━━━━━ DOCUMENT SEGMENT ━━━━━

Iterators.jl
Iterators.jl copied to clipboard
[WIP] mergesorted
Alternative version of #62. The main difference is that function safenext()
and complete()
are replaced with one another iterator PrefetchIterator
which constantly keeps 1 element in cache, making it available for comparison without actually moving an iterator pointer (see this comment for details why it is needed at all). Compared with #62, this version:
- is more type stable (assuming type stable iterator)
- cannot handle empty iterators (since
PrefetchIterator
reads 1 element during construction)
Hmm, I now have doubts regarding type stability of this solution as well. Although I never use nothing
, Julia still fails to infer types:
julia> it = PrefetchIterator(1:10)
Iterators.PrefetchIterator(1:10)
julia> s = start(it)
Iterators.PrefetchState(1,1,2,1)
julia> @code_warntype next(it, s)
Variables:
it::Iterators.PrefetchIterator
state::Iterators.PrefetchState
new_hd::Any
new_st::Any
#s14::Any
Body:
begin # /home/username/.julia/v0.4/Iterators/src/Iterators.jl, line 742:
NewvarNode(:new_hd)
NewvarNode(:new_st)
NewvarNode(symbol("#s14"))
unless (Iterators.done)((top(getfield))(it::Iterators.PrefetchIterator,:inner)::Any,(top(getfield))(state::Iterators.PrefetchState,:st)::Any)::Any goto 0 # /home/username/.julia/v0.4/Iterators/src/Iterators.jl, line 744:
return (top(tuple))((top(getfield))(state::Iterators.PrefetchState,:hd)::Any,$(Expr(:new, :((top(getfield))(Iterators,:PrefetchState)::Type{Iterators.PrefetchState}), :((top(getfield))(state::Iterators.PrefetchState,:hd)), :((top(getfield))(state::Iterators.PrefetchState,:hd)), :((top(getfield))(state::Iterators.PrefetchState,:st)), :((top(getfield))(state::Iterators.PrefetchState,:st)))))::Tuple{Any,Iterators.PrefetchState}
goto 1
0: # /home/username/.julia/v0.4/Iterators/src/Iterators.jl, line 746:
GenSym(0) = (Iterators.next)((top(getfield))(it::Iterators.PrefetchIterator,:inner)::Any,(top(getfield))(state::Iterators.PrefetchState,:st)::Any)::Any
#s14 = (top(start))(GenSym(0))::Any
GenSym(1) = (top(indexed_next))(GenSym(0),1,#s14)::Any
new_hd = (top(getfield))(GenSym(1),1)::Any
#s14 = (top(getfield))(GenSym(1),2)::Any
GenSym(2) = (top(indexed_next))(GenSym(0),2,#s14)::Any
new_st = (top(getfield))(GenSym(2),1)::Any
#s14 = (top(getfield))(GenSym(2),2)::Any # /home/username/.julia/v0.4/Iterators/src/Iterators.jl, line 747:
return (top(tuple))((top(getfield))(state::Iterators.PrefetchState,:hd)::Any,$(Expr(:new, :((top(getfield))(Iterators,:PrefetchState)::Type{Iterators.PrefetchState}), :(new_hd::_), :((top(getfield))(state::Iterators.PrefetchState,:hd)), :(new_st::_), :((top(getfield))(state::Iterators.PrefetchState,:st)))))::Tuple{Any,Iterators.PrefetchState}
1:
end::Tuple{Any,Iterators.PrefetchState}
Note that new_hd
and new_st
have type Any
and return type is still Tuple{Any,Iterators.PrefetchState}
. This is understandable since we don't put any restrictions on a type of input iterator.

━━━━━ INFORMATION SHOWN ━━━━━

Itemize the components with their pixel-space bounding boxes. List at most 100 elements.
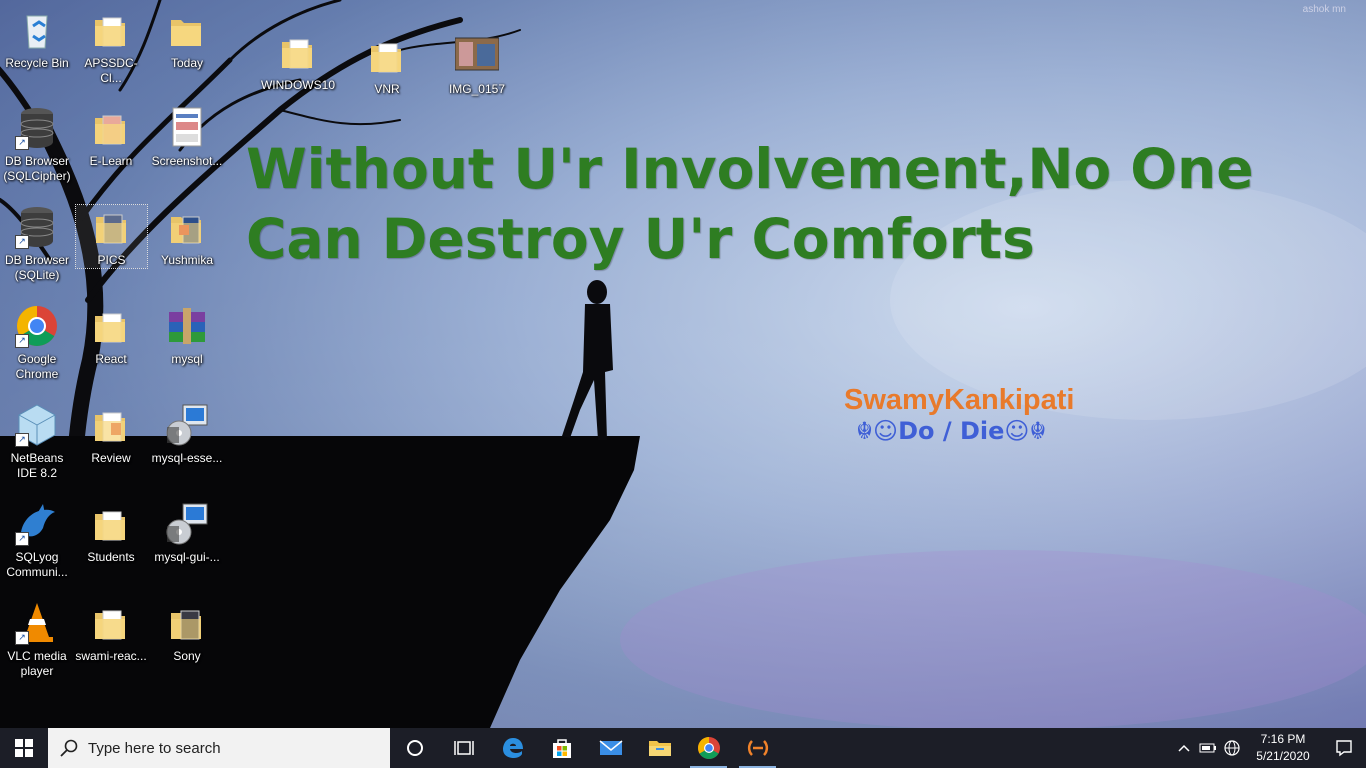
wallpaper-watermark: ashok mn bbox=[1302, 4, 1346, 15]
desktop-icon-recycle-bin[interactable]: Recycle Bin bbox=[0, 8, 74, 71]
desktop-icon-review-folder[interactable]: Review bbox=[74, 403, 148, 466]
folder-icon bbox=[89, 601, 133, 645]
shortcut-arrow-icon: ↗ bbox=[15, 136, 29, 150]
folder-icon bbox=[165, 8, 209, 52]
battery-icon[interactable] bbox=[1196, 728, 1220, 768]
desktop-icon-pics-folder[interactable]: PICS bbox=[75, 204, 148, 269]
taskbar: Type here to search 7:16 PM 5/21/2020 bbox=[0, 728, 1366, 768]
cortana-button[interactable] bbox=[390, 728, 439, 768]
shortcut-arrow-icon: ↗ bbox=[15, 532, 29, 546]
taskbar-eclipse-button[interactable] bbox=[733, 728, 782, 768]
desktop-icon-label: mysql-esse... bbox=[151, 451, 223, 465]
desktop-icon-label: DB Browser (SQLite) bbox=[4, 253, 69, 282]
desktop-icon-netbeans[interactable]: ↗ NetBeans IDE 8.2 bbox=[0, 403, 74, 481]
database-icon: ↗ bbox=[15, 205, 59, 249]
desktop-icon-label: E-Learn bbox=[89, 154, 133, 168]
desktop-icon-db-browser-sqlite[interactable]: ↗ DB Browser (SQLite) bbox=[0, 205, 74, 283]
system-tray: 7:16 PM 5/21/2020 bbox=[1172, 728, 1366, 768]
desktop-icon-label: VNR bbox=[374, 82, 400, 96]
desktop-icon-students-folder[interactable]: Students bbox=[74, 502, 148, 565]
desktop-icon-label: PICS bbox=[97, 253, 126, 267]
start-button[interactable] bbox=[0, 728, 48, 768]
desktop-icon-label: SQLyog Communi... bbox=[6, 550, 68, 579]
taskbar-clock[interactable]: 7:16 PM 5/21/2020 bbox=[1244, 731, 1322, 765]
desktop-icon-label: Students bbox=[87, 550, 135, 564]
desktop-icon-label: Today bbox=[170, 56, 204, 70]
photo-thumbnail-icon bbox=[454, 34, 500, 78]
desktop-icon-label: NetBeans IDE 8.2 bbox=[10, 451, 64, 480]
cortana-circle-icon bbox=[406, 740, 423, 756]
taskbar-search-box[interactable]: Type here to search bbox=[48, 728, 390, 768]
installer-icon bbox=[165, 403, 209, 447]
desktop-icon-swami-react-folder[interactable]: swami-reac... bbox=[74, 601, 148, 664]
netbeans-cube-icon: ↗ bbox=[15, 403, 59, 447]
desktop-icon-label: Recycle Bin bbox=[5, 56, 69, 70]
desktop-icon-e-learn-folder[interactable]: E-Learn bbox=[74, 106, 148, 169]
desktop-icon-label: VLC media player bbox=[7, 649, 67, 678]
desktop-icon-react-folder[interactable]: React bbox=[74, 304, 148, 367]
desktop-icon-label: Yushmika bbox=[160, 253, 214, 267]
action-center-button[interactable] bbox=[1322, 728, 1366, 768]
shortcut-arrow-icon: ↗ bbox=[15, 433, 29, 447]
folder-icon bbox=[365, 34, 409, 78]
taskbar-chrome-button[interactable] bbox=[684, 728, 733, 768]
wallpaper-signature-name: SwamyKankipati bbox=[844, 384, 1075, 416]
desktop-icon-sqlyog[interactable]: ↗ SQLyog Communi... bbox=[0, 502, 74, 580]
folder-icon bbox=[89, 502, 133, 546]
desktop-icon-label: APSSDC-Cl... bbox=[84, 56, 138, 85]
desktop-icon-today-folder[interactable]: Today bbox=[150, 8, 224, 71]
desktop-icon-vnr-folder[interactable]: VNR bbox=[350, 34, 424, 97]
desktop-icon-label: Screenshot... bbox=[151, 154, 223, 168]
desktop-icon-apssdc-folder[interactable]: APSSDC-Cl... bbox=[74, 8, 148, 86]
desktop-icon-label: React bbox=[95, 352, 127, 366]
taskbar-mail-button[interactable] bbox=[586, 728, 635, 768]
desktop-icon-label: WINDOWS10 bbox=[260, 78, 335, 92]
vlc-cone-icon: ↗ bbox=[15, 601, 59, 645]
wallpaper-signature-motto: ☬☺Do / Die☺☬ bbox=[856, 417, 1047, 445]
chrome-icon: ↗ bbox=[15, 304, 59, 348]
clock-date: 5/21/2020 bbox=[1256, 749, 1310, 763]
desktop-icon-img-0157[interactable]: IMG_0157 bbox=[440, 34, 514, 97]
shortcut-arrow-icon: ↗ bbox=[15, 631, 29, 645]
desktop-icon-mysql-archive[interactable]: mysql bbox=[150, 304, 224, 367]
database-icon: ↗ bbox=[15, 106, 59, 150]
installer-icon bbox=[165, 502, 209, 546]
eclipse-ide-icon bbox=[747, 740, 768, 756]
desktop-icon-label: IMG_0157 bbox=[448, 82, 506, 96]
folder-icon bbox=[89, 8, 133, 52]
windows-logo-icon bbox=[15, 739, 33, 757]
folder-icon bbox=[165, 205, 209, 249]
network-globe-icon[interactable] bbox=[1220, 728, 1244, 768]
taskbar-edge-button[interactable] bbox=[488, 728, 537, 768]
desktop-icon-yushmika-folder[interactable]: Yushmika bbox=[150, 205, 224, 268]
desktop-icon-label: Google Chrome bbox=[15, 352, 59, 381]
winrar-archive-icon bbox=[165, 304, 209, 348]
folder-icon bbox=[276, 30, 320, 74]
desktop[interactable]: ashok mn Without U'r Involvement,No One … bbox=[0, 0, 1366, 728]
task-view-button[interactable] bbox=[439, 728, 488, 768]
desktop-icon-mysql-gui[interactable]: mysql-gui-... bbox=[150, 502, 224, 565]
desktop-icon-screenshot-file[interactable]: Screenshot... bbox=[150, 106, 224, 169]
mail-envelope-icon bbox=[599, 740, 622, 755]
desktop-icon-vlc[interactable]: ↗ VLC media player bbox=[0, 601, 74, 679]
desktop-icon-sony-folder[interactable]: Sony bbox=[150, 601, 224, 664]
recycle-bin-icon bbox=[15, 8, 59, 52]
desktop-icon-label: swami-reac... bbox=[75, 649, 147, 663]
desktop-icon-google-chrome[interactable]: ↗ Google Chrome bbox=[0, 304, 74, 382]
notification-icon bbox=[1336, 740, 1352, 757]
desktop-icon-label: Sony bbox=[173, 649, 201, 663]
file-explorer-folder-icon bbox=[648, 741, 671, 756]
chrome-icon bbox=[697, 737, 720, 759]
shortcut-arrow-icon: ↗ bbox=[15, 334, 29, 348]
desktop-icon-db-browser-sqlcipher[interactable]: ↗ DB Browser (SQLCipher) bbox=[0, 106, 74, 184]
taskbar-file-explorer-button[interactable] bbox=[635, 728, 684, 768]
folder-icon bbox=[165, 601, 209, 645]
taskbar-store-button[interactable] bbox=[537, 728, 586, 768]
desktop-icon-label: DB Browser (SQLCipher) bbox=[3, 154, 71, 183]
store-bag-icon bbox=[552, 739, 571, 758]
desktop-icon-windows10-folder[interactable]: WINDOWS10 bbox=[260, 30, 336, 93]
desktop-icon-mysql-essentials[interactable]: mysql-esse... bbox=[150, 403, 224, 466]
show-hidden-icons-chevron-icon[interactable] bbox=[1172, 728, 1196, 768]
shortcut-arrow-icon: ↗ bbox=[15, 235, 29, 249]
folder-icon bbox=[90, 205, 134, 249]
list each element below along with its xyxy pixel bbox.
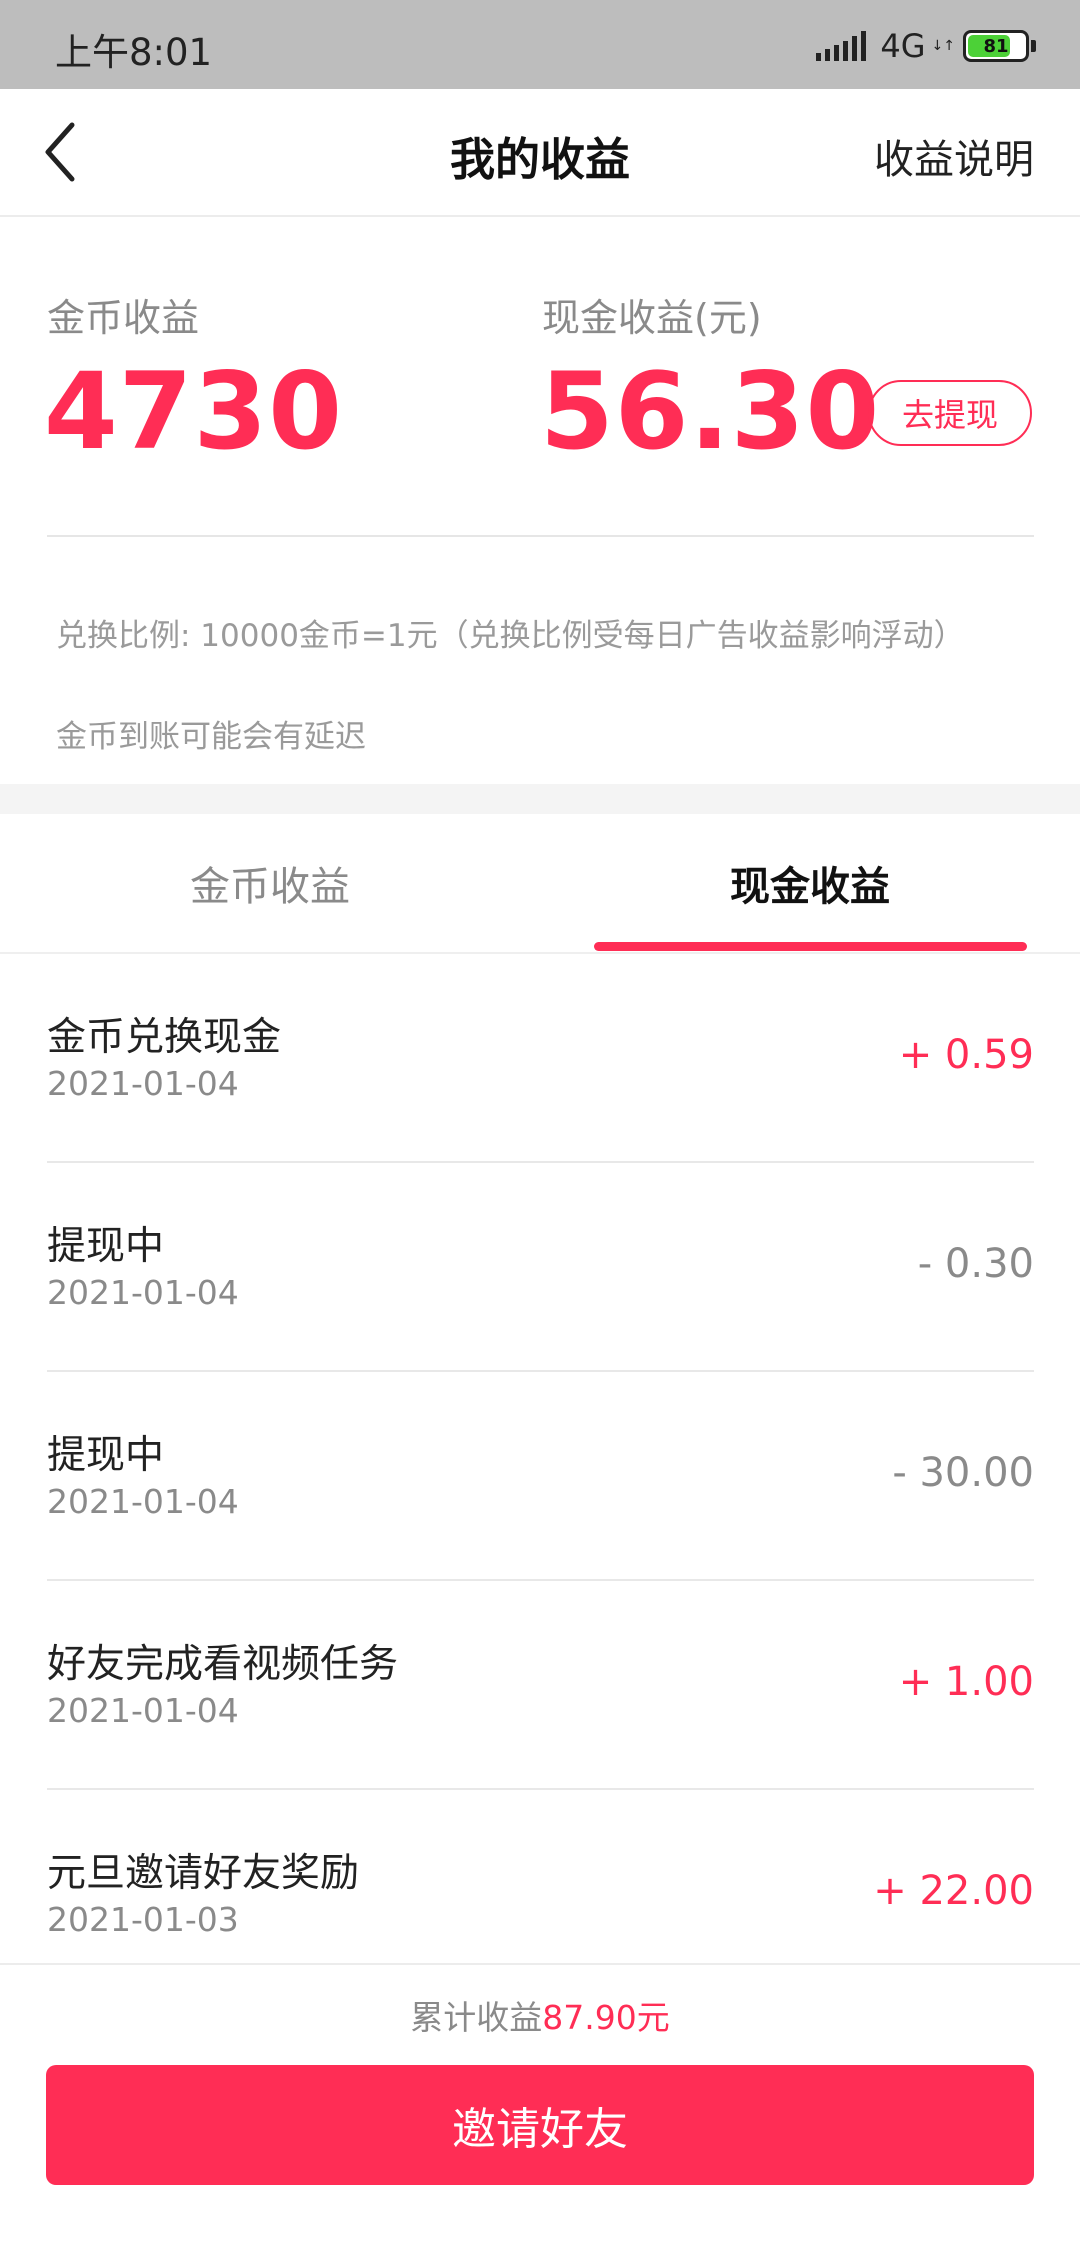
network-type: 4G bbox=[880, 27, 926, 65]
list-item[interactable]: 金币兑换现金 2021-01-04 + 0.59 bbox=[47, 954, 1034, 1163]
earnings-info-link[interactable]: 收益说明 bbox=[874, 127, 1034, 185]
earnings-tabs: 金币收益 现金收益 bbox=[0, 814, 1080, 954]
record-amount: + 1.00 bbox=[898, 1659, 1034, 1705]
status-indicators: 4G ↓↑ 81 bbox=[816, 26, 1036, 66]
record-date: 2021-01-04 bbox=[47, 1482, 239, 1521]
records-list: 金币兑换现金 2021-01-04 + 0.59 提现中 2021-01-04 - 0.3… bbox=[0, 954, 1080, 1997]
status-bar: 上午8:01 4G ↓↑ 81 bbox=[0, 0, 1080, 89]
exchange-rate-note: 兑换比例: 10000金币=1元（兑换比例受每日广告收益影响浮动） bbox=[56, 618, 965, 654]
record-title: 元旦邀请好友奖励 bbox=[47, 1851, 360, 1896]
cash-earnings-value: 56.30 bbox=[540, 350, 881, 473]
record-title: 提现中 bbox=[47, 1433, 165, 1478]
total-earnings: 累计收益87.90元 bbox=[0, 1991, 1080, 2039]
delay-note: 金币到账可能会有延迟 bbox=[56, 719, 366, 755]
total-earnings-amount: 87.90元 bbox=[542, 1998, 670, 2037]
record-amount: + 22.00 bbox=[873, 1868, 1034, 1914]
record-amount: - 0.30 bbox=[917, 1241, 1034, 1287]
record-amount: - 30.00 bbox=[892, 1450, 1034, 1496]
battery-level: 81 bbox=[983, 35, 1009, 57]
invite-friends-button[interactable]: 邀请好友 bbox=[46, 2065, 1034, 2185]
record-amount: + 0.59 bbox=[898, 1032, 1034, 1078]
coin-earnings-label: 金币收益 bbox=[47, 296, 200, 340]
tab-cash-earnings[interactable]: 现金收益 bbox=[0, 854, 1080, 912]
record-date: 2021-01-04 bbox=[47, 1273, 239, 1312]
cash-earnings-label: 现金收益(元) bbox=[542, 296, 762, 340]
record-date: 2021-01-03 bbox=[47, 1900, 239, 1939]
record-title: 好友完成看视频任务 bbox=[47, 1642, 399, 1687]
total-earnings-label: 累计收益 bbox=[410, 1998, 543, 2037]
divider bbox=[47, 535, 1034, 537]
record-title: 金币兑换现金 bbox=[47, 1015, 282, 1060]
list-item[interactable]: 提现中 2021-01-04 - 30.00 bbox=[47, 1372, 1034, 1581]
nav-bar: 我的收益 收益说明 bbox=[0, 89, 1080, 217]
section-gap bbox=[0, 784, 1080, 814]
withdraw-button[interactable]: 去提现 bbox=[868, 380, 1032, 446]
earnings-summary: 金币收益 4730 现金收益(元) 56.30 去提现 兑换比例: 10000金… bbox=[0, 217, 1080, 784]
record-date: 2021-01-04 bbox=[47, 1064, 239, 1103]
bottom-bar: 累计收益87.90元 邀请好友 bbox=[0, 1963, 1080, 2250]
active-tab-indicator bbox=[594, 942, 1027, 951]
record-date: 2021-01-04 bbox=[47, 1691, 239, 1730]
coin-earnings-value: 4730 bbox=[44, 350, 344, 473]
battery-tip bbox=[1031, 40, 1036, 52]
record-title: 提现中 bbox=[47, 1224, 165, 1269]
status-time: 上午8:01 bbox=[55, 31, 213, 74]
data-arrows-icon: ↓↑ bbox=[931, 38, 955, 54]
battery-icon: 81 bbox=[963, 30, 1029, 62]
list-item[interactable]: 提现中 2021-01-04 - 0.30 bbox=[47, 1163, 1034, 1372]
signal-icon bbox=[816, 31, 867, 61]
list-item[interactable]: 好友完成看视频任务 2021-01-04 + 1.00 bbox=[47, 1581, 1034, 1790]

━━━━━

_SET TASKS_:
1) In the mergesorted thread, switch "PrefetchIterator" to "LookaheadIterator" and give the passage again, starting at "- cannot handle" and ending at "Iterators.PrefetchState(1,1,2,1)".
2) Rewrite the paragraph of the mergesorted thread that begins "Alternative version of #62" as a short list.

_EXPECTED ANSWERS_:
1)
- cannot handle empty iterators (since
LookaheadIterator
reads 1 element during construction)
Hmm, I now have doubts regarding type stability of this solution as well. Although I never use nothing
, Julia still fails to infer types:
julia> it = LookaheadIterator(1:10)
Iterators.LookaheadIterator(1:10)
julia> s = start(it)
Iterators.PrefetchState(1,1,2,1)

2)
- This is an alternative version of #62.
- The functions safenext() and complete() are replaced by a single iterator, PrefetchIterator.
- PrefetchIterator always keeps one element in cache. That element can be compared without moving the iterator pointer.
- Compared with #62, this version is more type stable, assuming a type-stable iterator.
- It cannot handle empty iterators, because PrefetchIterator reads one element during construction.